Exercise requirements:
Show every line of the records below that contains the string "Nodes".

Records in a dataset:
━━━━━━━━━━━━━━━━━━━━

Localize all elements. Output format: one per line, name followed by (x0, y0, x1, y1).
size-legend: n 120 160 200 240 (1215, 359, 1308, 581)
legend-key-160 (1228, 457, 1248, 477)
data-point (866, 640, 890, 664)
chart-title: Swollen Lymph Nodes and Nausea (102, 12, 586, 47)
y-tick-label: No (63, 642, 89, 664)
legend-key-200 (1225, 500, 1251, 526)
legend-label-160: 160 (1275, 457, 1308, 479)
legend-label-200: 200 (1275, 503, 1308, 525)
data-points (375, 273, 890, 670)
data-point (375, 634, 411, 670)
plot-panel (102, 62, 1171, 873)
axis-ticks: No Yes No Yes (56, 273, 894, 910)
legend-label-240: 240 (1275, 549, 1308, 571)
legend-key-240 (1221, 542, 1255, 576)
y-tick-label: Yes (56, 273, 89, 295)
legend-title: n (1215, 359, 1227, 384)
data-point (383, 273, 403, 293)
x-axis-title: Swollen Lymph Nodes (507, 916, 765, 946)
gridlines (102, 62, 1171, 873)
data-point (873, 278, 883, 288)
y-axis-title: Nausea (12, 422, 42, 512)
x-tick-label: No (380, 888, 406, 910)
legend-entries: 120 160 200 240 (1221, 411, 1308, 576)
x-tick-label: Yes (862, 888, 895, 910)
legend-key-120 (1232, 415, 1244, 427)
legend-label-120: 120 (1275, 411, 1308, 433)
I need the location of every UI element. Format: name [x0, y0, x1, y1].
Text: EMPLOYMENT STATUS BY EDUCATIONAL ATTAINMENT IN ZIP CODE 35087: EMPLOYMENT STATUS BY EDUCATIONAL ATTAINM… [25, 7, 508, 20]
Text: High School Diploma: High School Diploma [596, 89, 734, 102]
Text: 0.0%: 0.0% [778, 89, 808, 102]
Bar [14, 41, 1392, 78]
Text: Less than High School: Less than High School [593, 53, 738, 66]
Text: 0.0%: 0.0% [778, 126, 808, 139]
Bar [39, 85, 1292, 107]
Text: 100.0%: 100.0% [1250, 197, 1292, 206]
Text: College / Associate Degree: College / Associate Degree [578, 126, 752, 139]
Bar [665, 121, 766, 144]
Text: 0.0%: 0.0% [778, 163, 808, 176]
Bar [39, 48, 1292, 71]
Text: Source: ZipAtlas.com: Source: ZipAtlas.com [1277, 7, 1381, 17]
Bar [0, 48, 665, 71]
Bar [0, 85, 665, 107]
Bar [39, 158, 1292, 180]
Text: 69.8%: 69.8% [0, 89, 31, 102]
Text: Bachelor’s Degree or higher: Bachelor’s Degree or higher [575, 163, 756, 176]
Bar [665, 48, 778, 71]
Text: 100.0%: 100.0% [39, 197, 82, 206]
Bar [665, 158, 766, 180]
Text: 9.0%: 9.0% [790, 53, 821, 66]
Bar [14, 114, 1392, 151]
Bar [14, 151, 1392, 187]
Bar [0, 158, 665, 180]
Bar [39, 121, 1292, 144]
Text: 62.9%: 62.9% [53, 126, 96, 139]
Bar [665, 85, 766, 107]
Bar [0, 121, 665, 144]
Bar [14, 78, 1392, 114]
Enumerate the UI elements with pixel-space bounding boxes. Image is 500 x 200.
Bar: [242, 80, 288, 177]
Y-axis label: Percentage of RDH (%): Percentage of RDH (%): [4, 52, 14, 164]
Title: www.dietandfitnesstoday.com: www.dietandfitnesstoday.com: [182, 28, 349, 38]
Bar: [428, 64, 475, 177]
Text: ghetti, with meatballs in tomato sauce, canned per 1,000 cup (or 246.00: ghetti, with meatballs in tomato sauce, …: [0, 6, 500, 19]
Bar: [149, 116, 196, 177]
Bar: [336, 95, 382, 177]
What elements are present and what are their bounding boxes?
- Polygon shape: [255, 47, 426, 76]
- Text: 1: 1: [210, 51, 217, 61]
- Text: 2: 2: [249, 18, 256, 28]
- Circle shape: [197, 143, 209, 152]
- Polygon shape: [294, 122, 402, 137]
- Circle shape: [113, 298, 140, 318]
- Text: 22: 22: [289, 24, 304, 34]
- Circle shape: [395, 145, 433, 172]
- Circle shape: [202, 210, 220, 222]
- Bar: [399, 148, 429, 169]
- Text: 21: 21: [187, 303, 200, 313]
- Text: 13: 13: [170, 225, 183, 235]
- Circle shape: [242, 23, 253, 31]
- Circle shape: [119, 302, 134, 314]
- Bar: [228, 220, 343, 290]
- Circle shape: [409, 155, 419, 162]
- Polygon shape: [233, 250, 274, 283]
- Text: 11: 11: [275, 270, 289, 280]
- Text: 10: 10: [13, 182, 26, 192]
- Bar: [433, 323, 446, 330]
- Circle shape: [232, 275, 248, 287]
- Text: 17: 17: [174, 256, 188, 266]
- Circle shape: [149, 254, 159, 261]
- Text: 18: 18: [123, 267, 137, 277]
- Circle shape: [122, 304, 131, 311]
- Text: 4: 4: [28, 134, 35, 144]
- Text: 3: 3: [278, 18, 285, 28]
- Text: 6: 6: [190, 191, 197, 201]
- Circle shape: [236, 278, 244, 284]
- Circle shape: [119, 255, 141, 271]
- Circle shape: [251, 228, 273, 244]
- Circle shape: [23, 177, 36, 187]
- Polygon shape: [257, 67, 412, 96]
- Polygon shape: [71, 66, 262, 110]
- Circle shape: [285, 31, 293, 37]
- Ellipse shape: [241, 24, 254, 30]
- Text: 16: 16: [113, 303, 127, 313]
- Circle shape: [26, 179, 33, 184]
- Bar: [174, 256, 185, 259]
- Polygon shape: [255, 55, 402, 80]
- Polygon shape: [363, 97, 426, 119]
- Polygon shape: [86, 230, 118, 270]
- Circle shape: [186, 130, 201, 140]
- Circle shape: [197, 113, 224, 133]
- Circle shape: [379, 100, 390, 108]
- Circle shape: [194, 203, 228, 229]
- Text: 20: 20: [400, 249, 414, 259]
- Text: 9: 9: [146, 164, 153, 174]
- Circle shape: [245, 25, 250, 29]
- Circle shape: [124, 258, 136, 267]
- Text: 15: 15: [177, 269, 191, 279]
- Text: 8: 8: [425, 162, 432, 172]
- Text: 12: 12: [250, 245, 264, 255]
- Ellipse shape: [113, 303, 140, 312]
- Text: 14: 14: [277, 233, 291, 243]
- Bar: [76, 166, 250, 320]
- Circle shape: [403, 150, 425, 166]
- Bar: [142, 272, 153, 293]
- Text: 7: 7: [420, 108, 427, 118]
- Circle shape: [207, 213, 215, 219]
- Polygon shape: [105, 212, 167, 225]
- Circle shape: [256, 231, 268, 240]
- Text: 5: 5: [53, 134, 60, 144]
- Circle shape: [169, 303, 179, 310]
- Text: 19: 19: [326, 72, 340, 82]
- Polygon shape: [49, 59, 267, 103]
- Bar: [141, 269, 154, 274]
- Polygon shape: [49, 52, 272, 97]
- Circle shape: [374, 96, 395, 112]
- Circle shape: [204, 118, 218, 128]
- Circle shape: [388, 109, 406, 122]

━━━━━━━━━━━━━━━━━━━━

Response to this task:
chart-title: Swollen Lymph Nodes and Nausea (102, 12, 586, 47)
x-axis-title: Swollen Lymph Nodes (507, 916, 765, 946)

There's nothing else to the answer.